** START OF Excerpted records **
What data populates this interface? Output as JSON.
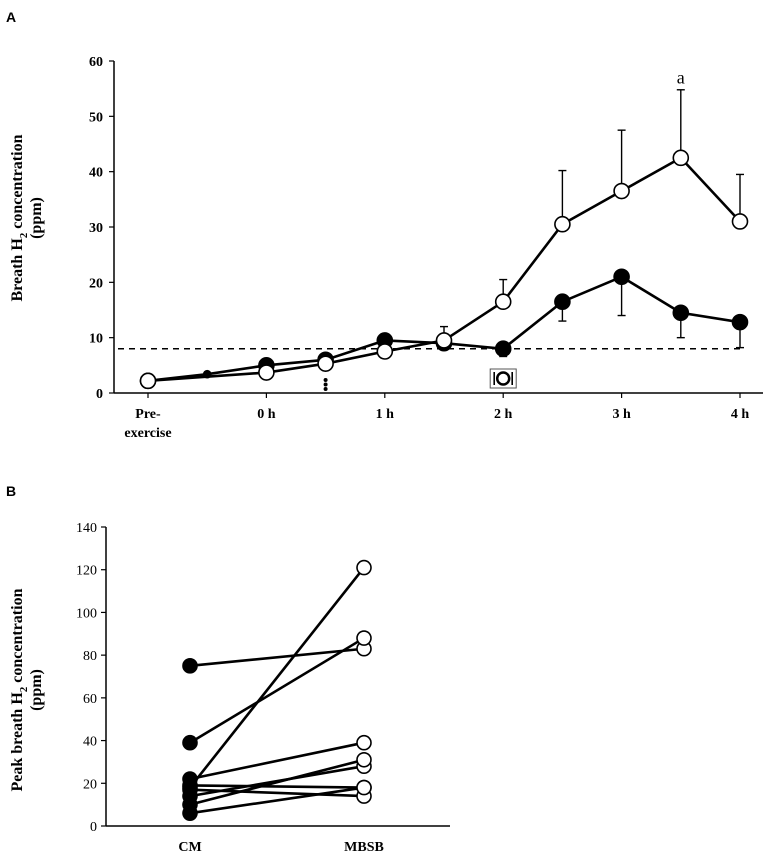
{
  "chart_data": [
    {
      "panel_label": "A",
      "type": "line",
      "ylabel_main": "Breath H",
      "ylabel_sub": "2",
      "ylabel_rest": " concentration",
      "ylabel_unit": "(ppm)",
      "ylim": [
        0,
        60
      ],
      "yticks": [
        "0",
        "10",
        "20",
        "30",
        "40",
        "50",
        "60"
      ],
      "xtick_labels": [
        {
          "label_l1": "Pre-",
          "label_l2": "exercise",
          "x": 0
        },
        {
          "label_l1": "0 h",
          "label_l2": "",
          "x": 1
        },
        {
          "label_l1": "1 h",
          "label_l2": "",
          "x": 2
        },
        {
          "label_l1": "2 h",
          "label_l2": "",
          "x": 3
        },
        {
          "label_l1": "3 h",
          "label_l2": "",
          "x": 4
        },
        {
          "label_l1": "4 h",
          "label_l2": "",
          "x": 5
        }
      ],
      "threshold": 8,
      "annotation_text": "a",
      "annotation_x": 4.5,
      "annotation_y": 57,
      "meal_marker_x": 3,
      "exercise_marker_x": 1.5,
      "series": [
        {
          "name": "CM",
          "marker": "filled",
          "x": [
            0,
            0.5,
            1,
            1.5,
            2,
            2.5,
            3,
            3.5,
            4,
            4.5,
            5
          ],
          "y": [
            2.2,
            3.4,
            5,
            6,
            9.5,
            9,
            8,
            16.5,
            21,
            14.5,
            12.8
          ],
          "err": [
            0,
            0,
            1,
            1,
            1.2,
            1,
            1.4,
            3.5,
            7,
            4.5,
            4.6
          ]
        },
        {
          "name": "MBSB",
          "marker": "open",
          "x": [
            0,
            1,
            1.5,
            2,
            2.5,
            3,
            3.5,
            4,
            4.5,
            5
          ],
          "y": [
            2.2,
            3.7,
            5.3,
            7.5,
            9.5,
            16.5,
            30.5,
            36.5,
            42.5,
            31
          ],
          "err": [
            0,
            0,
            0.5,
            2,
            2.5,
            4,
            9.7,
            11,
            12.3,
            8.5
          ]
        }
      ]
    },
    {
      "panel_label": "B",
      "type": "scatter",
      "ylabel_main": "Peak breath H",
      "ylabel_sub": "2",
      "ylabel_rest": " concentration",
      "ylabel_unit": "(ppm)",
      "ylim": [
        0,
        140
      ],
      "yticks": [
        "0",
        "20",
        "40",
        "60",
        "80",
        "100",
        "120",
        "140"
      ],
      "categories": [
        "CM",
        "MBSB"
      ],
      "pairs": [
        {
          "cm": 75,
          "mbsb": 83
        },
        {
          "cm": 39,
          "mbsb": 88
        },
        {
          "cm": 22,
          "mbsb": 39
        },
        {
          "cm": 19,
          "mbsb": 18
        },
        {
          "cm": 17,
          "mbsb": 14
        },
        {
          "cm": 14,
          "mbsb": 28
        },
        {
          "cm": 10,
          "mbsb": 31
        },
        {
          "cm": 6,
          "mbsb": 18
        },
        {
          "cm": 18,
          "mbsb": 121
        }
      ]
    }
  ]
}
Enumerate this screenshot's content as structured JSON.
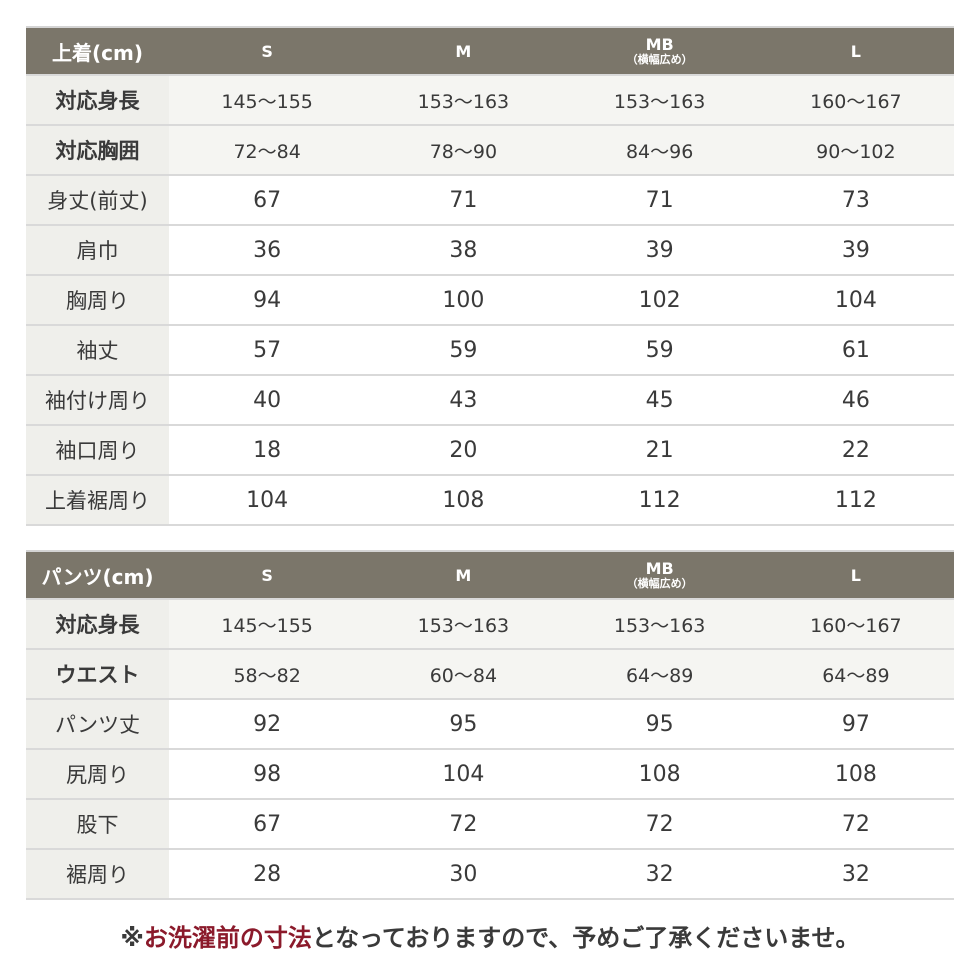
{
  "top_table": {
    "corner": "上着(cm)",
    "sizes": [
      "S",
      "M",
      "MB",
      "L"
    ],
    "mb_subtitle": "（横幅広め）",
    "rows": [
      {
        "label": "対応身長",
        "strong": true,
        "values": [
          "145〜155",
          "153〜163",
          "153〜163",
          "160〜167"
        ]
      },
      {
        "label": "対応胸囲",
        "strong": true,
        "values": [
          "72〜84",
          "78〜90",
          "84〜96",
          "90〜102"
        ]
      },
      {
        "label": "身丈(前丈)",
        "strong": false,
        "values": [
          "67",
          "71",
          "71",
          "73"
        ]
      },
      {
        "label": "肩巾",
        "strong": false,
        "values": [
          "36",
          "38",
          "39",
          "39"
        ]
      },
      {
        "label": "胸周り",
        "strong": false,
        "values": [
          "94",
          "100",
          "102",
          "104"
        ]
      },
      {
        "label": "袖丈",
        "strong": false,
        "values": [
          "57",
          "59",
          "59",
          "61"
        ]
      },
      {
        "label": "袖付け周り",
        "strong": false,
        "values": [
          "40",
          "43",
          "45",
          "46"
        ]
      },
      {
        "label": "袖口周り",
        "strong": false,
        "values": [
          "18",
          "20",
          "21",
          "22"
        ]
      },
      {
        "label": "上着裾周り",
        "strong": false,
        "values": [
          "104",
          "108",
          "112",
          "112"
        ]
      }
    ]
  },
  "bottom_table": {
    "corner": "パンツ(cm)",
    "sizes": [
      "S",
      "M",
      "MB",
      "L"
    ],
    "mb_subtitle": "（横幅広め）",
    "rows": [
      {
        "label": "対応身長",
        "strong": true,
        "values": [
          "145〜155",
          "153〜163",
          "153〜163",
          "160〜167"
        ]
      },
      {
        "label": "ウエスト",
        "strong": true,
        "values": [
          "58〜82",
          "60〜84",
          "64〜89",
          "64〜89"
        ]
      },
      {
        "label": "パンツ丈",
        "strong": false,
        "values": [
          "92",
          "95",
          "95",
          "97"
        ]
      },
      {
        "label": "尻周り",
        "strong": false,
        "values": [
          "98",
          "104",
          "108",
          "108"
        ]
      },
      {
        "label": "股下",
        "strong": false,
        "values": [
          "67",
          "72",
          "72",
          "72"
        ]
      },
      {
        "label": "裾周り",
        "strong": false,
        "values": [
          "28",
          "30",
          "32",
          "32"
        ]
      }
    ]
  },
  "footnote": {
    "prefix": "※",
    "highlight": "お洗濯前の寸法",
    "rest": "となっておりますので、予めご了承くださいませ。"
  },
  "colors": {
    "header_bg": "#7b766a",
    "label_bg": "#efefeb",
    "accent": "#8b1a2b"
  }
}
** END OF Excerpted records **
_Stated exercise_: Keep the pictures out of the copy and write out the data exactly as it stands.

_Answer in full_:
What data populates this interface? Output as JSON.
{
  "chart_data": [
    {
      "panel_label": "A",
      "type": "line",
      "ylabel_main": "Breath H",
      "ylabel_sub": "2",
      "ylabel_rest": " concentration",
      "ylabel_unit": "(ppm)",
      "ylim": [
        0,
        60
      ],
      "yticks": [
        "0",
        "10",
        "20",
        "30",
        "40",
        "50",
        "60"
      ],
      "xtick_labels": [
        {
          "label_l1": "Pre-",
          "label_l2": "exercise",
          "x": 0
        },
        {
          "label_l1": "0 h",
          "label_l2": "",
          "x": 1
        },
        {
          "label_l1": "1 h",
          "label_l2": "",
          "x": 2
        },
        {
          "label_l1": "2 h",
          "label_l2": "",
          "x": 3
        },
        {
          "label_l1": "3 h",
          "label_l2": "",
          "x": 4
        },
        {
          "label_l1": "4 h",
          "label_l2": "",
          "x": 5
        }
      ],
      "threshold": 8,
      "annotation_text": "a",
      "annotation_x": 4.5,
      "annotation_y": 57,
      "meal_marker_x": 3,
      "exercise_marker_x": 1.5,
      "series": [
        {
          "name": "CM",
          "marker": "filled",
          "x": [
            0,
            0.5,
            1,
            1.5,
            2,
            2.5,
            3,
            3.5,
            4,
            4.5,
            5
          ],
          "y": [
            2.2,
            3.4,
            5,
            6,
            9.5,
            9,
            8,
            16.5,
            21,
            14.5,
            12.8
          ],
          "err": [
            0,
            0,
            1,
            1,
            1.2,
            1,
            1.4,
            3.5,
            7,
            4.5,
            4.6
          ]
        },
        {
          "name": "MBSB",
          "marker": "open",
          "x": [
            0,
            1,
            1.5,
            2,
            2.5,
            3,
            3.5,
            4,
            4.5,
            5
          ],
          "y": [
            2.2,
            3.7,
            5.3,
            7.5,
            9.5,
            16.5,
            30.5,
            36.5,
            42.5,
            31
          ],
          "err": [
            0,
            0,
            0.5,
            2,
            2.5,
            4,
            9.7,
            11,
            12.3,
            8.5
          ]
        }
      ]
    },
    {
      "panel_label": "B",
      "type": "scatter",
      "ylabel_main": "Peak breath H",
      "ylabel_sub": "2",
      "ylabel_rest": " concentration",
      "ylabel_unit": "(ppm)",
      "ylim": [
        0,
        140
      ],
      "yticks": [
        "0",
        "20",
        "40",
        "60",
        "80",
        "100",
        "120",
        "140"
      ],
      "categories": [
        "CM",
        "MBSB"
      ],
      "pairs": [
        {
          "cm": 75,
          "mbsb": 83
        },
        {
          "cm": 39,
          "mbsb": 88
        },
        {
          "cm": 22,
          "mbsb": 39
        },
        {
          "cm": 19,
          "mbsb": 18
        },
        {
          "cm": 17,
          "mbsb": 14
        },
        {
          "cm": 14,
          "mbsb": 28
        },
        {
          "cm": 10,
          "mbsb": 31
        },
        {
          "cm": 6,
          "mbsb": 18
        },
        {
          "cm": 18,
          "mbsb": 121
        }
      ]
    }
  ]
}
Enumerate this screenshot's content as structured JSON.
{
  "top_table": {
    "corner": "上着(cm)",
    "sizes": [
      "S",
      "M",
      "MB",
      "L"
    ],
    "mb_subtitle": "（横幅広め）",
    "rows": [
      {
        "label": "対応身長",
        "strong": true,
        "values": [
          "145〜155",
          "153〜163",
          "153〜163",
          "160〜167"
        ]
      },
      {
        "label": "対応胸囲",
        "strong": true,
        "values": [
          "72〜84",
          "78〜90",
          "84〜96",
          "90〜102"
        ]
      },
      {
        "label": "身丈(前丈)",
        "strong": false,
        "values": [
          "67",
          "71",
          "71",
          "73"
        ]
      },
      {
        "label": "肩巾",
        "strong": false,
        "values": [
          "36",
          "38",
          "39",
          "39"
        ]
      },
      {
        "label": "胸周り",
        "strong": false,
        "values": [
          "94",
          "100",
          "102",
          "104"
        ]
      },
      {
        "label": "袖丈",
        "strong": false,
        "values": [
          "57",
          "59",
          "59",
          "61"
        ]
      },
      {
        "label": "袖付け周り",
        "strong": false,
        "values": [
          "40",
          "43",
          "45",
          "46"
        ]
      },
      {
        "label": "袖口周り",
        "strong": false,
        "values": [
          "18",
          "20",
          "21",
          "22"
        ]
      },
      {
        "label": "上着裾周り",
        "strong": false,
        "values": [
          "104",
          "108",
          "112",
          "112"
        ]
      }
    ]
  },
  "bottom_table": {
    "corner": "パンツ(cm)",
    "sizes": [
      "S",
      "M",
      "MB",
      "L"
    ],
    "mb_subtitle": "（横幅広め）",
    "rows": [
      {
        "label": "対応身長",
        "strong": true,
        "values": [
          "145〜155",
          "153〜163",
          "153〜163",
          "160〜167"
        ]
      },
      {
        "label": "ウエスト",
        "strong": true,
        "values": [
          "58〜82",
          "60〜84",
          "64〜89",
          "64〜89"
        ]
      },
      {
        "label": "パンツ丈",
        "strong": false,
        "values": [
          "92",
          "95",
          "95",
          "97"
        ]
      },
      {
        "label": "尻周り",
        "strong": false,
        "values": [
          "98",
          "104",
          "108",
          "108"
        ]
      },
      {
        "label": "股下",
        "strong": false,
        "values": [
          "67",
          "72",
          "72",
          "72"
        ]
      },
      {
        "label": "裾周り",
        "strong": false,
        "values": [
          "28",
          "30",
          "32",
          "32"
        ]
      }
    ]
  },
  "footnote": {
    "prefix": "※",
    "highlight": "お洗濯前の寸法",
    "rest": "となっておりますので、予めご了承くださいませ。"
  },
  "colors": {
    "header_bg": "#7b766a",
    "label_bg": "#efefeb",
    "accent": "#8b1a2b"
  }
}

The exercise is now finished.